## start
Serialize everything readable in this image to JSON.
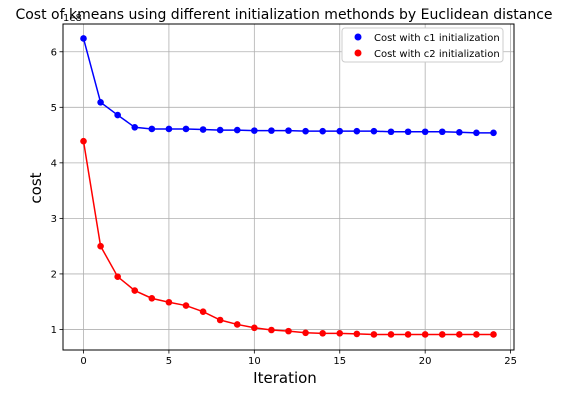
{
  "chart_data": {
    "type": "line",
    "title": "Cost of kmeans using different initialization methonds by Euclidean distance",
    "xlabel": "Iteration",
    "ylabel": "cost",
    "y_offset_label": "1e8",
    "xlim": [
      -1.2,
      25.2
    ],
    "ylim": [
      0.63,
      6.5
    ],
    "x_ticks": [
      0,
      5,
      10,
      15,
      20,
      25
    ],
    "y_ticks": [
      1,
      2,
      3,
      4,
      5,
      6
    ],
    "grid": true,
    "legend_position": "top-right",
    "x": [
      0,
      1,
      2,
      3,
      4,
      5,
      6,
      7,
      8,
      9,
      10,
      11,
      12,
      13,
      14,
      15,
      16,
      17,
      18,
      19,
      20,
      21,
      22,
      23,
      24
    ],
    "series": [
      {
        "name": "Cost with c1 initialization",
        "color": "#0000ff",
        "values": [
          6.24,
          5.09,
          4.86,
          4.64,
          4.61,
          4.61,
          4.61,
          4.6,
          4.59,
          4.59,
          4.58,
          4.58,
          4.58,
          4.57,
          4.57,
          4.57,
          4.57,
          4.57,
          4.56,
          4.56,
          4.56,
          4.56,
          4.55,
          4.54,
          4.54
        ]
      },
      {
        "name": "Cost with c2 initialization",
        "color": "#ff0000",
        "values": [
          4.39,
          2.5,
          1.95,
          1.7,
          1.56,
          1.49,
          1.43,
          1.32,
          1.17,
          1.09,
          1.03,
          0.99,
          0.97,
          0.94,
          0.93,
          0.93,
          0.92,
          0.91,
          0.91,
          0.91,
          0.91,
          0.91,
          0.91,
          0.91,
          0.91
        ]
      }
    ]
  }
}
## end
(WHAT THE TASK ASKS) Select the lines that carry the string "name" and copy them.

(SOLUTION TO THIS TASK)
        "name": "Cost with c1 initialization",
        "name": "Cost with c2 initialization",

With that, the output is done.